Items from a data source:

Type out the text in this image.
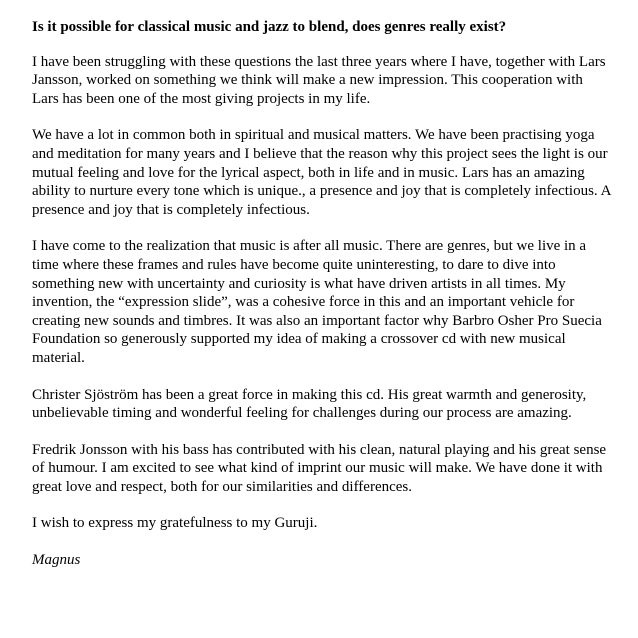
Is it possible for classical music and jazz to blend, does genres really exist?

I have been struggling with these questions the last three years where I have, together with Lars Jansson, worked on something we think will make a new impression. This cooperation with Lars has been one of the most giving projects in my life.

We have a lot in common both in spiritual and musical matters. We have been practising yoga and meditation for many years and I believe that the reason why this project sees the light is our mutual feeling and love for the lyrical aspect, both in life and in music. Lars has an amazing ability to nurture every tone which is unique., a presence and joy that is completely infectious. A presence and joy that is completely infectious.

I have come to the realization that music is after all music. There are genres, but we live in a time where these frames and rules have become quite uninteresting, to dare to dive into something new with uncertainty and curiosity is what have driven artists in all times. My invention, the “expression slide”, was a cohesive force in this and an important vehicle for creating new sounds and timbres. It was also an important factor why Barbro Osher Pro Suecia Foundation so generously supported my idea of making a crossover cd with new musical material.

Christer Sjöström has been a great force in making this cd. His great warmth and generosity, unbelievable timing and wonderful feeling for challenges during our process are amazing.

Fredrik Jonsson with his bass has contributed with his clean, natural playing and his great sense of humour. I am excited to see what kind of imprint our music will make. We have done it with great love and respect, both for our similarities and differences.

I wish to express my gratefulness to my Guruji.

Magnus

[WRITTEN PROBLEM]: Pull every line containing "with" out of the records.

[THE COMPLETED TASK]:
I have been struggling with these questions the last three years where I have, together with Lars Jansson, worked on something we think will make a new impression. This cooperation with Lars has been one of the most giving projects in my life.
I have come to the realization that music is after all music. There are genres, but we live in a time where these frames and rules have become quite uninteresting, to dare to dive into something new with uncertainty and curiosity is what have driven artists in all times. My invention, the “expression slide”, was a cohesive force in this and an important vehicle for creating new sounds and timbres. It was also an important factor why Barbro Osher Pro Suecia Foundation so generously supported my idea of making a crossover cd with new musical material.
Fredrik Jonsson with his bass has contributed with his clean, natural playing and his great sense of humour. I am excited to see what kind of imprint our music will make. We have done it with great love and respect, both for our similarities and differences.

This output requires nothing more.